• [Task to complete]
Render every line of the material below as a Markdown table with two columns, Row and Line, where Row holds the row number and Line holds the text of that line. Skip blank lines and leave out the pictures.

(Entries drawn from a collection)
━━━━━━━━━━━━━━━━━━━━

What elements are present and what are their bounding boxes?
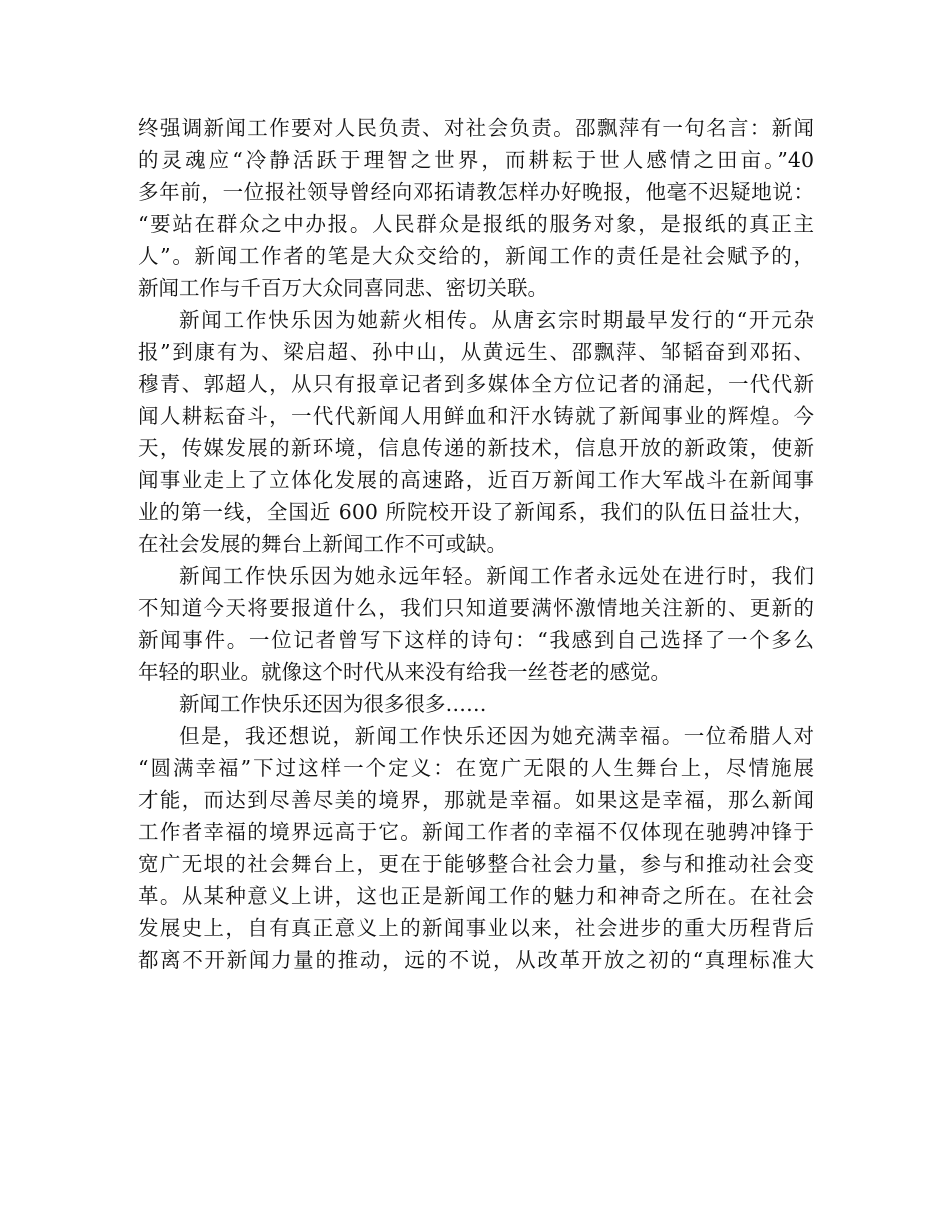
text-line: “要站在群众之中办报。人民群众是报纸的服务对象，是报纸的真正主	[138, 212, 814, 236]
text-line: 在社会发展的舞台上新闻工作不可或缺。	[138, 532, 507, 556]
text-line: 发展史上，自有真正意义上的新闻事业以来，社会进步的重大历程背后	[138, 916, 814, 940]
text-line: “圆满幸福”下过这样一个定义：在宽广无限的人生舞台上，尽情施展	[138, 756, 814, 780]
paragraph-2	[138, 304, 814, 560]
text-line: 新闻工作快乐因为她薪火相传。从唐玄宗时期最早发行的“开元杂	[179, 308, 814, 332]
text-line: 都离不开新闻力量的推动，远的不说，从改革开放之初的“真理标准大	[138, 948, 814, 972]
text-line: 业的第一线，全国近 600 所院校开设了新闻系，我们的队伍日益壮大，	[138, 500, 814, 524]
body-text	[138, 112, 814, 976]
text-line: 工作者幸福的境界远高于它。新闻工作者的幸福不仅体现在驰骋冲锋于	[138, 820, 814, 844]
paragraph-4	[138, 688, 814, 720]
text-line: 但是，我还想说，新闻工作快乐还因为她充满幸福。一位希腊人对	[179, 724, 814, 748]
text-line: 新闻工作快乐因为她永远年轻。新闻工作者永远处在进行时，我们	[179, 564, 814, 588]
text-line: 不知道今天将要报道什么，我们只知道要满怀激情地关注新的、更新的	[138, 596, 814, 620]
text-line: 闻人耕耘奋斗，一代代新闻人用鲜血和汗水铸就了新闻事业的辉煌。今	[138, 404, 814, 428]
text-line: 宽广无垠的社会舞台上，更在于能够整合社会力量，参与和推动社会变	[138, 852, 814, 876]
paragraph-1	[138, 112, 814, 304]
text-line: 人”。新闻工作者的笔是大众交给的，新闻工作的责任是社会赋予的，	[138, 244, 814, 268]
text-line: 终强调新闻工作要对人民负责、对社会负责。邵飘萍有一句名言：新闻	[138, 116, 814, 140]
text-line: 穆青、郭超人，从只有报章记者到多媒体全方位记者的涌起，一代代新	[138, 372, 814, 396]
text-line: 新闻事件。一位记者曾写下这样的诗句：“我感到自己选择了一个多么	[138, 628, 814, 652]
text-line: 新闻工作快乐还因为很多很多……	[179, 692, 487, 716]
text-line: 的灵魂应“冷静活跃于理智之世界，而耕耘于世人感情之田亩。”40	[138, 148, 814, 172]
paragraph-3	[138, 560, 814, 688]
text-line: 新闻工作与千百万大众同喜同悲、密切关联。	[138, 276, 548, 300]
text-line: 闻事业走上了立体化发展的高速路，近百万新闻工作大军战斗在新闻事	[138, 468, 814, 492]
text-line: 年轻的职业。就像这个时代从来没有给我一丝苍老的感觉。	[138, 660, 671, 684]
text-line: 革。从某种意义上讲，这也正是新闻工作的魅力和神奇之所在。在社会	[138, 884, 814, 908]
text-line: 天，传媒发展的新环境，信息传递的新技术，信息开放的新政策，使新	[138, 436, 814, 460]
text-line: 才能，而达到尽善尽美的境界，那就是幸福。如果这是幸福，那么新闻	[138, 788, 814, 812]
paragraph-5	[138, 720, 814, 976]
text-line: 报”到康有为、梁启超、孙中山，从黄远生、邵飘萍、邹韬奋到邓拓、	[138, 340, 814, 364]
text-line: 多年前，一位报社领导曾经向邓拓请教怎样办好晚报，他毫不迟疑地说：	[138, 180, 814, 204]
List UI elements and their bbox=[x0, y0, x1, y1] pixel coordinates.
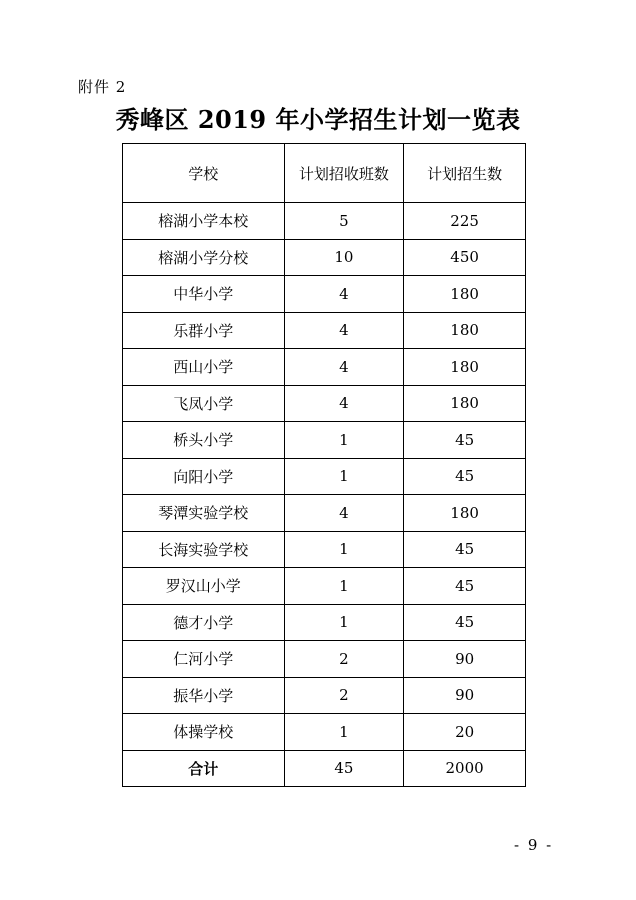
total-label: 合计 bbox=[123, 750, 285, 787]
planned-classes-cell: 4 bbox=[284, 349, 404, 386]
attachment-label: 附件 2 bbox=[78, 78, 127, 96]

━━━━━━━━━━━━━━━━━━━━

• [Written response]
| Row | Line |
|---|---|
| 1 | What elements are present and what are their bounding boxes? |
| 2 | text-line: “要站在群众之中办报。人民群众是报纸的服务对象，是报纸的真正主	[138, 212, 814, 236] |
| 3 | text-line: 在社会发展的舞台上新闻工作不可或缺。	[138, 532, 507, 556] |
| 4 | text-line: 发展史上，自有真正意义上的新闻事业以来，社会进步的重大历程背后	[138, 916, 814, 940] |
| 5 | text-line: “圆满幸福”下过这样一个定义：在宽广无限的人生舞台上，尽情施展	[138, 756, 814, 780] |
| 6 | paragraph-2	[138, 304, 814, 560] |
| 7 | text-line: 新闻工作快乐因为她薪火相传。从唐玄宗时期最早发行的“开元杂	[179, 308, 814, 332] |
| 8 | text-line: 都离不开新闻力量的推动，远的不说，从改革开放之初的“真理标准大	[138, 948, 814, 972] |
| 9 | text-line: 业的第一线，全国近 600 所院校开设了新闻系，我们的队伍日益壮大，	[138, 500, 814, 524] |
| 10 | body-text	[138, 112, 814, 976] |
| 11 | text-line: 工作者幸福的境界远高于它。新闻工作者的幸福不仅体现在驰骋冲锋于	[138, 820, 814, 844] |
| 12 | paragraph-4	[138, 688, 814, 720] |
| 13 | text-line: 但是，我还想说，新闻工作快乐还因为她充满幸福。一位希腊人对	[179, 724, 814, 748] |
| 14 | text-line: 新闻工作快乐因为她永远年轻。新闻工作者永远处在进行时，我们	[179, 564, 814, 588] |
| 15 | text-line: 不知道今天将要报道什么，我们只知道要满怀激情地关注新的、更新的	[138, 596, 814, 620] |
| 16 | text-line: 闻人耕耘奋斗，一代代新闻人用鲜血和汗水铸就了新闻事业的辉煌。今	[138, 404, 814, 428] |
| 17 | text-line: 宽广无垠的社会舞台上，更在于能够整合社会力量，参与和推动社会变	[138, 852, 814, 876] |
| 18 | paragraph-1	[138, 112, 814, 304] |
| 19 | text-line: 人”。新闻工作者的笔是大众交给的，新闻工作的责任是社会赋予的，	[138, 244, 814, 268] |
| 20 | text-line: 终强调新闻工作要对人民负责、对社会负责。邵飘萍有一句名言：新闻	[138, 116, 814, 140] |
| 21 | text-line: 穆青、郭超人，从只有报章记者到多媒体全方位记者的涌起，一代代新	[138, 372, 814, 396] |
| 22 | text-line: 新闻事件。一位记者曾写下这样的诗句：“我感到自己选择了一个多么	[138, 628, 814, 652] |
| 23 | text-line: 新闻工作快乐还因为很多很多……	[179, 692, 487, 716] |
| 24 | text-line: 的灵魂应“冷静活跃于理智之世界，而耕耘于世人感情之田亩。”40	[138, 148, 814, 172] |
| 25 | paragraph-3	[138, 560, 814, 688] |
| 26 | text-line: 新闻工作与千百万大众同喜同悲、密切关联。	[138, 276, 548, 300] |
| 27 | text-line: 闻事业走上了立体化发展的高速路，近百万新闻工作大军战斗在新闻事	[138, 468, 814, 492] |
| 28 | text-line: 年轻的职业。就像这个时代从来没有给我一丝苍老的感觉。	[138, 660, 671, 684] |
| 29 | text-line: 革。从某种意义上讲，这也正是新闻工作的魅力和神奇之所在。在社会	[138, 884, 814, 908] |
| 30 | text-line: 天，传媒发展的新环境，信息传递的新技术，信息开放的新政策，使新	[138, 436, 814, 460] |
| 31 | text-line: 才能，而达到尽善尽美的境界，那就是幸福。如果这是幸福，那么新闻	[138, 788, 814, 812] |
| 32 | paragraph-5	[138, 720, 814, 976] |
| 33 | text-line: 报”到康有为、梁启超、孙中山，从黄远生、邵飘萍、邹韬奋到邓拓、	[138, 340, 814, 364] |
| 34 | text-line: 多年前，一位报社领导曾经向邓拓请教怎样办好晚报，他毫不迟疑地说：	[138, 180, 814, 204] |
| 35 | List UI elements and their bbox=[x0, y0, x1, y1] pixel coordinates. |
| 36 | total-label: 合计 bbox=[123, 750, 285, 787] |
| 37 | planned-classes-cell: 4 bbox=[284, 349, 404, 386] |
| 38 | attachment-label: 附件 2 bbox=[78, 78, 127, 96] |